WHAT THE TASK REQUIRES → Check each line of the listing below for the string "يمكن", and copy the ones that have it.

DATA EXTRACT →
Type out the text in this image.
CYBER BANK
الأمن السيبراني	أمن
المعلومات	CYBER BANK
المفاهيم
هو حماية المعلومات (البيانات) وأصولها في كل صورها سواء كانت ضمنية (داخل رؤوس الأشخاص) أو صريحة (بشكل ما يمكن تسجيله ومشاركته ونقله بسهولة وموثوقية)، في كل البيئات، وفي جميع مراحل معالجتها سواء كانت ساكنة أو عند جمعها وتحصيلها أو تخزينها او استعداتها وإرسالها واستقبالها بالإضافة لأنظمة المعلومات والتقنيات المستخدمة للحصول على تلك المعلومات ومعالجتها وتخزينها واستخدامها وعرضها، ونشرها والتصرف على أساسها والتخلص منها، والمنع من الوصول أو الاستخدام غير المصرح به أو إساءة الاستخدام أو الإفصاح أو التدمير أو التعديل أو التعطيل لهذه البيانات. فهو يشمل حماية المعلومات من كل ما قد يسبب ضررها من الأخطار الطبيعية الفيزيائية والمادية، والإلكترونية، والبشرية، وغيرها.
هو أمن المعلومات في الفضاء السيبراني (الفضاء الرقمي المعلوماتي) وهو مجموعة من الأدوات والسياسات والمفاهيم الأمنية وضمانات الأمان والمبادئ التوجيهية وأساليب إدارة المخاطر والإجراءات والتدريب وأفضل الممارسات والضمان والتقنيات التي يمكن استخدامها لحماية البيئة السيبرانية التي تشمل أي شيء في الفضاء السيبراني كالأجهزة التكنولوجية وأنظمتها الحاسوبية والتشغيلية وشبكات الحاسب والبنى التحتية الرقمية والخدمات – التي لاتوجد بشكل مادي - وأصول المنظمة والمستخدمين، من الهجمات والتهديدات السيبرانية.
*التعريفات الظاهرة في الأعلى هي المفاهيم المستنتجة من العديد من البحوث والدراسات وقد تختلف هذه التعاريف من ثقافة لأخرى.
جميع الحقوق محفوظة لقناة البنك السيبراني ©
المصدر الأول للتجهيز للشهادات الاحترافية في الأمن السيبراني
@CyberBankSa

THE RESPONSE →
هو حماية المعلومات (البيانات) وأصولها في كل صورها سواء كانت ضمنية (داخل رؤوس الأشخاص) أو صريحة (بشكل ما يمكن تسجيله ومشاركته ونقله بسهولة وموثوقية)، في كل البيئات، وفي جميع مراحل معالجتها سواء كانت ساكنة أو عند جمعها وتحصيلها أو تخزينها او استعداتها وإرسالها واستقبالها بالإضافة لأنظمة المعلومات والتقنيات المستخدمة للحصول على تلك المعلومات ومعالجتها وتخزينها واستخدامها وعرضها، ونشرها والتصرف على أساسها والتخلص منها، والمنع من الوصول أو الاستخدام غير المصرح به أو إساءة الاستخدام أو الإفصاح أو التدمير أو التعديل أو التعطيل لهذه البيانات. فهو يشمل حماية المعلومات من كل ما قد يسبب ضررها من الأخطار الطبيعية الفيزيائية والمادية، والإلكترونية، والبشرية، وغيرها.
هو أمن المعلومات في الفضاء السيبراني (الفضاء الرقمي المعلوماتي) وهو مجموعة من الأدوات والسياسات والمفاهيم الأمنية وضمانات الأمان والمبادئ التوجيهية وأساليب إدارة المخاطر والإجراءات والتدريب وأفضل الممارسات والضمان والتقنيات التي يمكن استخدامها لحماية البيئة السيبرانية التي تشمل أي شيء في الفضاء السيبراني كالأجهزة التكنولوجية وأنظمتها الحاسوبية والتشغيلية وشبكات الحاسب والبنى التحتية الرقمية والخدمات – التي لاتوجد بشكل مادي - وأصول المنظمة والمستخدمين، من الهجمات والتهديدات السيبرانية.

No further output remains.